**Exercises to complete**
1. According to the forum thread about overfitting in graphical models, what is a canonical test for over/underfitting?
2. Retype the layout records, starting at their first line and ending at the line that contains "box-label: Obj Classifier", with both of those lines included.

First off, by "graphical models", I'm assuming you mean probabilistic models on graphs and not the graphical models used in some areas of Bayesian statistics. In the case of a stochastic blockmodel, we've seen examples in class of overfitting and underfitting. If each vertex is its own block, I would certainly describe that as overfitting the data and conversely, in most applications, an Erdos-Renyi model would not capture a lot of the information the graph provides.

I'm not sure I understand the second half of your question.

maxcollard commented 9 years ago

There are two issues at play here: the first is the issue of over/underfitting, which is the result of a mismatch between the number of model parameters and the number of observed data points. Say work in the space of graphs with 30 vertices. If you fit a categorical model (which has 2^(n^2) - 1 parameters) from N=10 subjects, then you're obviously overfitting profusely. Similarly, if you use an Erdos-Remy model (which has 1 parameter) fit from N=2500 subjects, you're obviously losing information. Over/underfitting can be understood in much the same way as in other settings: number of parameters to fit vs. number of data points. A canonical test for this is to see if your model changes dramatically when you leave out an entire subject (or group of subjects).

The second issue, I think, is a little more profound than just overfitting: In all of our examples so far, we have just assumed a consistent set of vertices, and that our labeling of these vertices is accurate. It is certainly a legitimate question to ask: how are we sure that our assignments of the vertices are in any way accurate? For example, in fMRI, how do we know which voxels to group together and treat as "one node"? Jerry is, I think, asking for some quantitative measure of how much noise/inaccuracy a model allows for the vertex assignments while still being able to accurately represent phenomena. That's a hard question.

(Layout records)
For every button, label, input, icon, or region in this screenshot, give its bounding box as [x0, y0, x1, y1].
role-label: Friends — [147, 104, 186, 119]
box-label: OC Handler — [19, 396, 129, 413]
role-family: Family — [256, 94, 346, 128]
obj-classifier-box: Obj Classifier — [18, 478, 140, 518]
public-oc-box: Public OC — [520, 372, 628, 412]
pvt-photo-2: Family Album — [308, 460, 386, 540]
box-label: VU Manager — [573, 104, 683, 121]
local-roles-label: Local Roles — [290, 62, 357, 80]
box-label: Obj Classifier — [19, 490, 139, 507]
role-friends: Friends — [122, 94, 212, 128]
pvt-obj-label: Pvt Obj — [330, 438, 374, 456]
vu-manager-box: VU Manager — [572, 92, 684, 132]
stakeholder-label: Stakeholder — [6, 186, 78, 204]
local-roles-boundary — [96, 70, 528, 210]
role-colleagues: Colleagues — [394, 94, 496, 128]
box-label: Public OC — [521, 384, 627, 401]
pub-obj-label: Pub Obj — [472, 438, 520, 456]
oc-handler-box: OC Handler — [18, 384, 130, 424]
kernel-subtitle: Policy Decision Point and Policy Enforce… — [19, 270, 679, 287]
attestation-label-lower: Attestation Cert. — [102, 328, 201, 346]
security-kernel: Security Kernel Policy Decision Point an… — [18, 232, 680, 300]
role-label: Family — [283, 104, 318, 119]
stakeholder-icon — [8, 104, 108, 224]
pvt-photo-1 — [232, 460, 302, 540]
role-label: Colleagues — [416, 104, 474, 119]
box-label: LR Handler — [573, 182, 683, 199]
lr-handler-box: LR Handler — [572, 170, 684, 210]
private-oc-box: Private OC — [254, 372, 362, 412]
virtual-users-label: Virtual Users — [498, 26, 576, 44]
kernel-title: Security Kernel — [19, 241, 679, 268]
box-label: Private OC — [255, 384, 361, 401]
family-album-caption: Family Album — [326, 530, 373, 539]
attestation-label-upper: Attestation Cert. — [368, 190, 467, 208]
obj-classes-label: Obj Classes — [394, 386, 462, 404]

**The solutions**
1. Seeing whether the model changes dramatically when an entire subject or group of subjects is left out.

2.
For every button, label, input, icon, or region in this screenshot, give its bounding box as [x0, y0, x1, y1].
role-label: Friends — [147, 104, 186, 119]
box-label: OC Handler — [19, 396, 129, 413]
role-family: Family — [256, 94, 346, 128]
obj-classifier-box: Obj Classifier — [18, 478, 140, 518]
public-oc-box: Public OC — [520, 372, 628, 412]
pvt-photo-2: Family Album — [308, 460, 386, 540]
box-label: VU Manager — [573, 104, 683, 121]
local-roles-label: Local Roles — [290, 62, 357, 80]
box-label: Obj Classifier — [19, 490, 139, 507]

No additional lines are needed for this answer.